**SET PROBLEM**
Copy out the data exactly, leaving the pictures behind.

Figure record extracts
** START **

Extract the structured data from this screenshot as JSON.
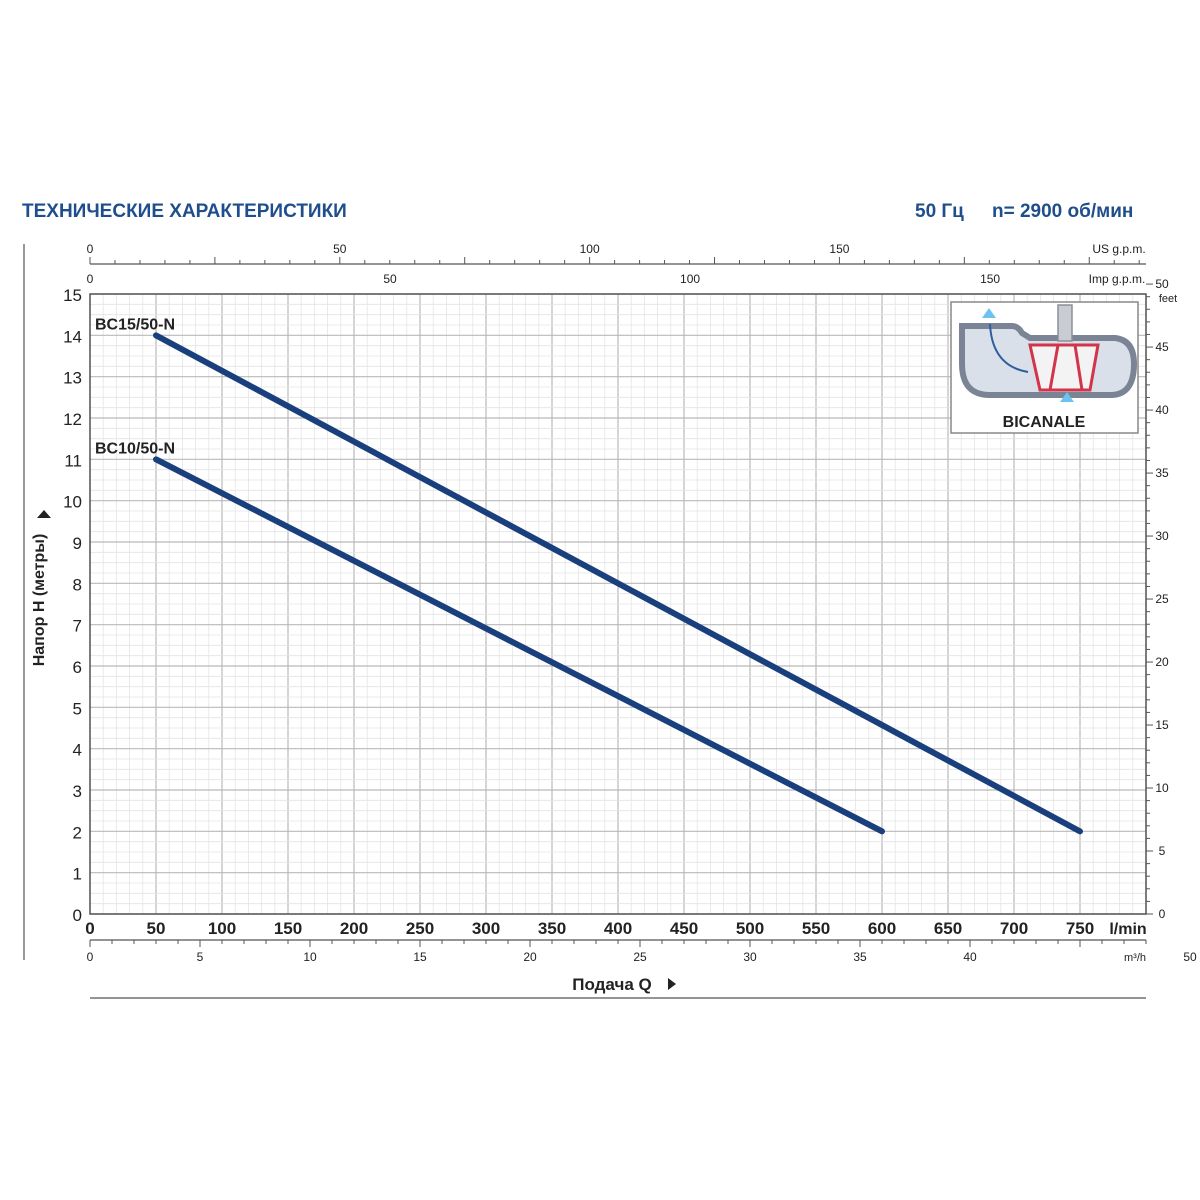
{
  "header": {
    "title": "ТЕХНИЧЕСКИЕ ХАРАКТЕРИСТИКИ",
    "frequency": "50 Гц",
    "speed": "n= 2900 об/мин"
  },
  "inset": {
    "label": "BICANALE"
  },
  "colors": {
    "header": "#1f4e8c",
    "curve": "#1a3f7d",
    "major_grid": "#b9b9b9",
    "minor_grid": "#e4e4e4"
  },
  "chart_data": {
    "type": "line",
    "title": "",
    "xlabel": "Подача Q",
    "ylabel": "Напор H (метры)",
    "x_unit": "l/min",
    "xlim": [
      0,
      800
    ],
    "ylim": [
      0,
      15
    ],
    "x_ticks": [
      0,
      50,
      100,
      150,
      200,
      250,
      300,
      350,
      400,
      450,
      500,
      550,
      600,
      650,
      700,
      750
    ],
    "y_ticks": [
      0,
      1,
      2,
      3,
      4,
      5,
      6,
      7,
      8,
      9,
      10,
      11,
      12,
      13,
      14,
      15
    ],
    "grid": true,
    "series": [
      {
        "name": "BC15/50-N",
        "x": [
          50,
          750
        ],
        "y": [
          14,
          2
        ]
      },
      {
        "name": "BC10/50-N",
        "x": [
          50,
          600
        ],
        "y": [
          11,
          2
        ]
      }
    ],
    "secondary_axes": {
      "us_gpm": {
        "label": "US g.p.m.",
        "ticks": [
          0,
          50,
          100,
          150
        ]
      },
      "imp_gpm": {
        "label": "Imp g.p.m.",
        "ticks": [
          0,
          50,
          100,
          150
        ]
      },
      "m3h": {
        "label": "m³/h",
        "ticks": [
          0,
          5,
          10,
          15,
          20,
          25,
          30,
          35,
          40,
          50
        ]
      },
      "feet": {
        "label": "feet",
        "ticks": [
          0,
          5,
          10,
          15,
          20,
          25,
          30,
          35,
          40,
          45,
          50
        ]
      }
    }
  }
}
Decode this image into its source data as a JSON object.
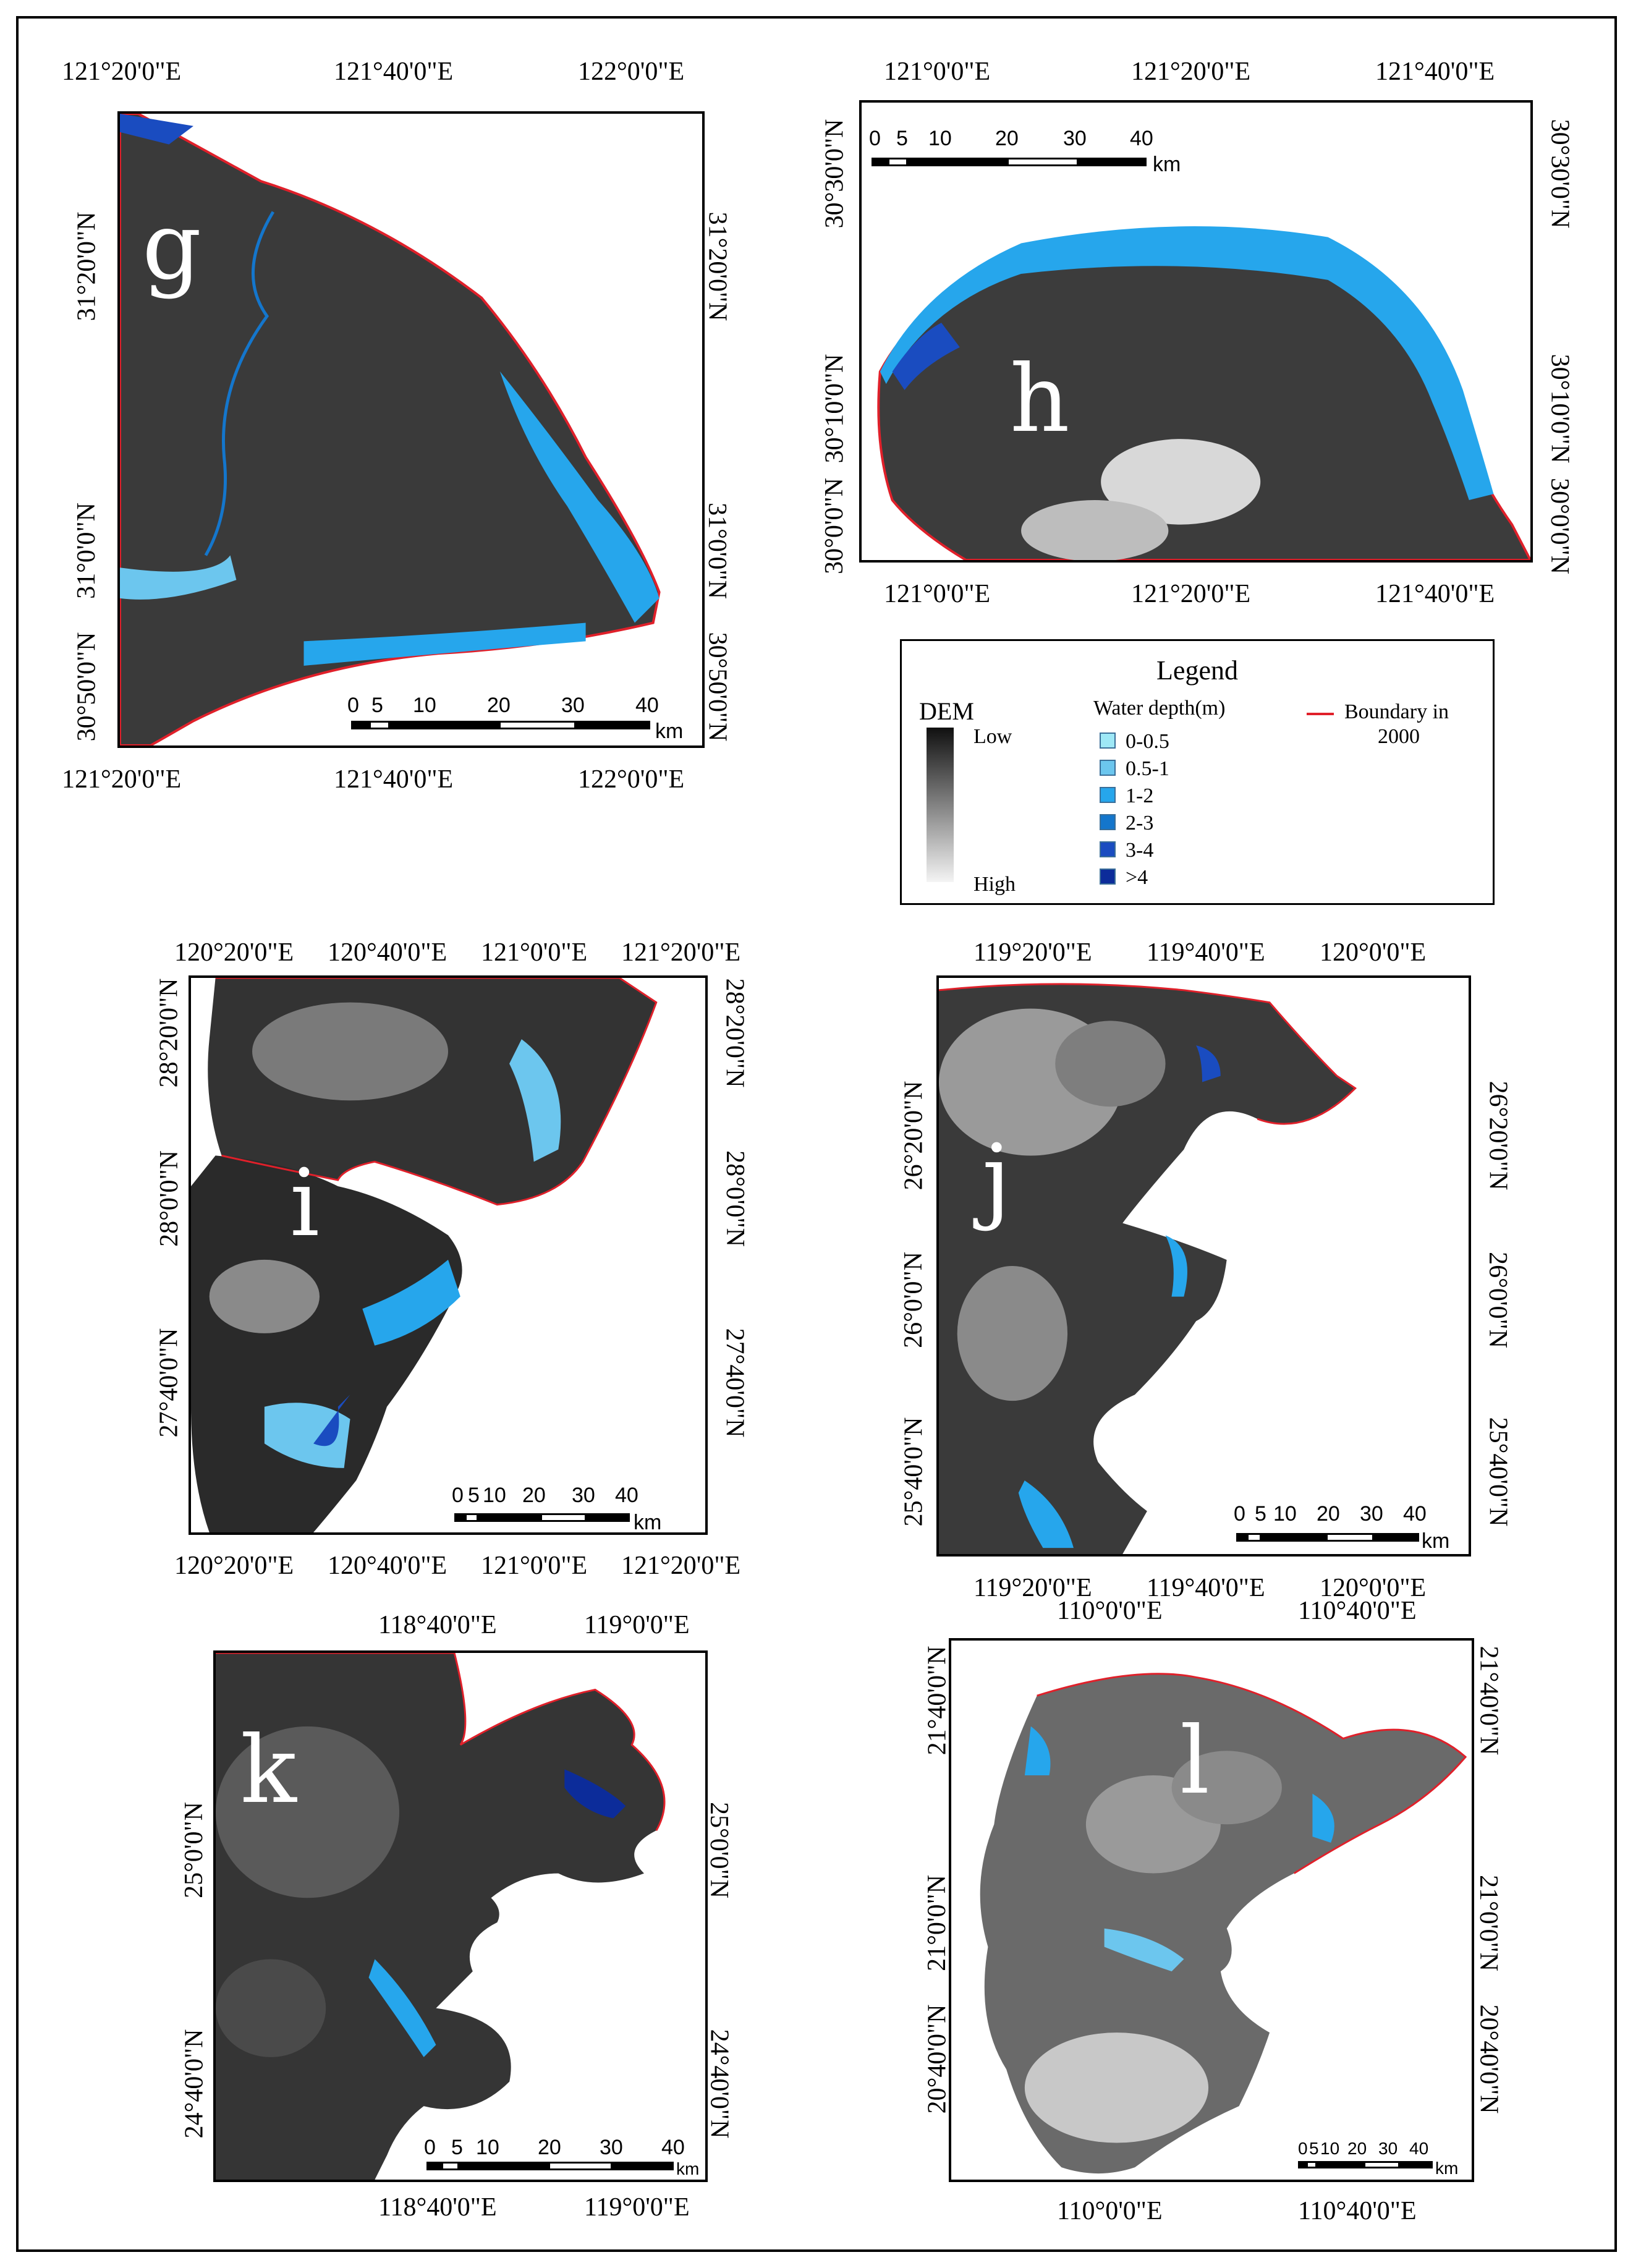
{
  "colors": {
    "depth_0_0_5": "#9ee8f6",
    "depth_0_5_1": "#6cc6ee",
    "depth_1_2": "#26a6ec",
    "depth_2_3": "#1476cc",
    "depth_3_4": "#1a4cc0",
    "depth_gt4": "#0c2c9a",
    "boundary": "#e0202a",
    "dem_low": "#101010",
    "dem_high": "#f2f2f2"
  },
  "panels": {
    "g": {
      "letter": "g",
      "top_labels": [
        "121°20'0\"E",
        "121°40'0\"E",
        "122°0'0\"E"
      ],
      "bottom_labels": [
        "121°20'0\"E",
        "121°40'0\"E",
        "122°0'0\"E"
      ],
      "left_labels": [
        "31°20'0\"N",
        "31°0'0\"N",
        "30°50'0\"N"
      ],
      "right_labels": [
        "31°20'0\"N",
        "31°0'0\"N",
        "30°50'0\"N"
      ],
      "scale": [
        "0",
        "5",
        "10",
        "20",
        "30",
        "40",
        "km"
      ]
    },
    "h": {
      "letter": "h",
      "top_labels": [
        "121°0'0\"E",
        "121°20'0\"E",
        "121°40'0\"E"
      ],
      "bottom_labels": [
        "121°0'0\"E",
        "121°20'0\"E",
        "121°40'0\"E"
      ],
      "left_labels": [
        "30°30'0\"N",
        "30°10'0\"N",
        "30°0'0\"N"
      ],
      "right_labels": [
        "30°30'0\"N",
        "30°10'0\"N",
        "30°0'0\"N"
      ],
      "scale": [
        "0",
        "5",
        "10",
        "20",
        "30",
        "40",
        "km"
      ]
    },
    "i": {
      "letter": "i",
      "top_labels": [
        "120°20'0\"E",
        "120°40'0\"E",
        "121°0'0\"E",
        "121°20'0\"E"
      ],
      "bottom_labels": [
        "120°20'0\"E",
        "120°40'0\"E",
        "121°0'0\"E",
        "121°20'0\"E"
      ],
      "left_labels": [
        "28°20'0\"N",
        "28°0'0\"N",
        "27°40'0\"N"
      ],
      "right_labels": [
        "28°20'0\"N",
        "28°0'0\"N",
        "27°40'0\"N"
      ],
      "scale": [
        "0",
        "5",
        "10",
        "20",
        "30",
        "40",
        "km"
      ]
    },
    "j": {
      "letter": "j",
      "top_labels": [
        "119°20'0\"E",
        "119°40'0\"E",
        "120°0'0\"E"
      ],
      "bottom_labels": [
        "119°20'0\"E",
        "119°40'0\"E",
        "120°0'0\"E"
      ],
      "left_labels": [
        "26°20'0\"N",
        "26°0'0\"N",
        "25°40'0\"N"
      ],
      "right_labels": [
        "26°20'0\"N",
        "26°0'0\"N",
        "25°40'0\"N"
      ],
      "scale": [
        "0",
        "5",
        "10",
        "20",
        "30",
        "40",
        "km"
      ]
    },
    "k": {
      "letter": "k",
      "top_labels": [
        "118°40'0\"E",
        "119°0'0\"E"
      ],
      "bottom_labels": [
        "118°40'0\"E",
        "119°0'0\"E"
      ],
      "left_labels": [
        "25°0'0\"N",
        "24°40'0\"N"
      ],
      "right_labels": [
        "25°0'0\"N",
        "24°40'0\"N"
      ],
      "scale": [
        "0",
        "5",
        "10",
        "20",
        "30",
        "40",
        "km"
      ]
    },
    "l": {
      "letter": "l",
      "top_labels": [
        "110°0'0\"E",
        "110°40'0\"E"
      ],
      "bottom_labels": [
        "110°0'0\"E",
        "110°40'0\"E"
      ],
      "left_labels": [
        "21°40'0\"N",
        "21°0'0\"N",
        "20°40'0\"N"
      ],
      "right_labels": [
        "21°40'0\"N",
        "21°0'0\"N",
        "20°40'0\"N"
      ],
      "scale": [
        "0",
        "5",
        "10",
        "20",
        "30",
        "40",
        "km"
      ]
    }
  },
  "legend": {
    "title": "Legend",
    "dem_title": "DEM",
    "dem_low": "Low",
    "dem_high": "High",
    "water_title": "Water depth(m)",
    "depth_classes": [
      "0-0.5",
      "0.5-1",
      "1-2",
      "2-3",
      "3-4",
      ">4"
    ],
    "boundary_label_1": "Boundary in",
    "boundary_label_2": "2000"
  }
}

** END **

**SOLUTION TO THIS PROBLEM**
Extract the structured data from this screenshot as JSON.
{
  "header": {
    "title": "ТЕХНИЧЕСКИЕ ХАРАКТЕРИСТИКИ",
    "frequency": "50 Гц",
    "speed": "n= 2900 об/мин"
  },
  "inset": {
    "label": "BICANALE"
  },
  "colors": {
    "header": "#1f4e8c",
    "curve": "#1a3f7d",
    "major_grid": "#b9b9b9",
    "minor_grid": "#e4e4e4"
  },
  "chart_data": {
    "type": "line",
    "title": "",
    "xlabel": "Подача Q",
    "ylabel": "Напор H (метры)",
    "x_unit": "l/min",
    "xlim": [
      0,
      800
    ],
    "ylim": [
      0,
      15
    ],
    "x_ticks": [
      0,
      50,
      100,
      150,
      200,
      250,
      300,
      350,
      400,
      450,
      500,
      550,
      600,
      650,
      700,
      750
    ],
    "y_ticks": [
      0,
      1,
      2,
      3,
      4,
      5,
      6,
      7,
      8,
      9,
      10,
      11,
      12,
      13,
      14,
      15
    ],
    "grid": true,
    "series": [
      {
        "name": "BC15/50-N",
        "x": [
          50,
          750
        ],
        "y": [
          14,
          2
        ]
      },
      {
        "name": "BC10/50-N",
        "x": [
          50,
          600
        ],
        "y": [
          11,
          2
        ]
      }
    ],
    "secondary_axes": {
      "us_gpm": {
        "label": "US g.p.m.",
        "ticks": [
          0,
          50,
          100,
          150
        ]
      },
      "imp_gpm": {
        "label": "Imp g.p.m.",
        "ticks": [
          0,
          50,
          100,
          150
        ]
      },
      "m3h": {
        "label": "m³/h",
        "ticks": [
          0,
          5,
          10,
          15,
          20,
          25,
          30,
          35,
          40,
          50
        ]
      },
      "feet": {
        "label": "feet",
        "ticks": [
          0,
          5,
          10,
          15,
          20,
          25,
          30,
          35,
          40,
          45,
          50
        ]
      }
    }
  }
}
Decode this image into its source data as a JSON object.
{
  "colors": {
    "depth_0_0_5": "#9ee8f6",
    "depth_0_5_1": "#6cc6ee",
    "depth_1_2": "#26a6ec",
    "depth_2_3": "#1476cc",
    "depth_3_4": "#1a4cc0",
    "depth_gt4": "#0c2c9a",
    "boundary": "#e0202a",
    "dem_low": "#101010",
    "dem_high": "#f2f2f2"
  },
  "panels": {
    "g": {
      "letter": "g",
      "top_labels": [
        "121°20'0\"E",
        "121°40'0\"E",
        "122°0'0\"E"
      ],
      "bottom_labels": [
        "121°20'0\"E",
        "121°40'0\"E",
        "122°0'0\"E"
      ],
      "left_labels": [
        "31°20'0\"N",
        "31°0'0\"N",
        "30°50'0\"N"
      ],
      "right_labels": [
        "31°20'0\"N",
        "31°0'0\"N",
        "30°50'0\"N"
      ],
      "scale": [
        "0",
        "5",
        "10",
        "20",
        "30",
        "40",
        "km"
      ]
    },
    "h": {
      "letter": "h",
      "top_labels": [
        "121°0'0\"E",
        "121°20'0\"E",
        "121°40'0\"E"
      ],
      "bottom_labels": [
        "121°0'0\"E",
        "121°20'0\"E",
        "121°40'0\"E"
      ],
      "left_labels": [
        "30°30'0\"N",
        "30°10'0\"N",
        "30°0'0\"N"
      ],
      "right_labels": [
        "30°30'0\"N",
        "30°10'0\"N",
        "30°0'0\"N"
      ],
      "scale": [
        "0",
        "5",
        "10",
        "20",
        "30",
        "40",
        "km"
      ]
    },
    "i": {
      "letter": "i",
      "top_labels": [
        "120°20'0\"E",
        "120°40'0\"E",
        "121°0'0\"E",
        "121°20'0\"E"
      ],
      "bottom_labels": [
        "120°20'0\"E",
        "120°40'0\"E",
        "121°0'0\"E",
        "121°20'0\"E"
      ],
      "left_labels": [
        "28°20'0\"N",
        "28°0'0\"N",
        "27°40'0\"N"
      ],
      "right_labels": [
        "28°20'0\"N",
        "28°0'0\"N",
        "27°40'0\"N"
      ],
      "scale": [
        "0",
        "5",
        "10",
        "20",
        "30",
        "40",
        "km"
      ]
    },
    "j": {
      "letter": "j",
      "top_labels": [
        "119°20'0\"E",
        "119°40'0\"E",
        "120°0'0\"E"
      ],
      "bottom_labels": [
        "119°20'0\"E",
        "119°40'0\"E",
        "120°0'0\"E"
      ],
      "left_labels": [
        "26°20'0\"N",
        "26°0'0\"N",
        "25°40'0\"N"
      ],
      "right_labels": [
        "26°20'0\"N",
        "26°0'0\"N",
        "25°40'0\"N"
      ],
      "scale": [
        "0",
        "5",
        "10",
        "20",
        "30",
        "40",
        "km"
      ]
    },
    "k": {
      "letter": "k",
      "top_labels": [
        "118°40'0\"E",
        "119°0'0\"E"
      ],
      "bottom_labels": [
        "118°40'0\"E",
        "119°0'0\"E"
      ],
      "left_labels": [
        "25°0'0\"N",
        "24°40'0\"N"
      ],
      "right_labels": [
        "25°0'0\"N",
        "24°40'0\"N"
      ],
      "scale": [
        "0",
        "5",
        "10",
        "20",
        "30",
        "40",
        "km"
      ]
    },
    "l": {
      "letter": "l",
      "top_labels": [
        "110°0'0\"E",
        "110°40'0\"E"
      ],
      "bottom_labels": [
        "110°0'0\"E",
        "110°40'0\"E"
      ],
      "left_labels": [
        "21°40'0\"N",
        "21°0'0\"N",
        "20°40'0\"N"
      ],
      "right_labels": [
        "21°40'0\"N",
        "21°0'0\"N",
        "20°40'0\"N"
      ],
      "scale": [
        "0",
        "5",
        "10",
        "20",
        "30",
        "40",
        "km"
      ]
    }
  },
  "legend": {
    "title": "Legend",
    "dem_title": "DEM",
    "dem_low": "Low",
    "dem_high": "High",
    "water_title": "Water depth(m)",
    "depth_classes": [
      "0-0.5",
      "0.5-1",
      "1-2",
      "2-3",
      "3-4",
      ">4"
    ],
    "boundary_label_1": "Boundary in",
    "boundary_label_2": "2000"
  }
}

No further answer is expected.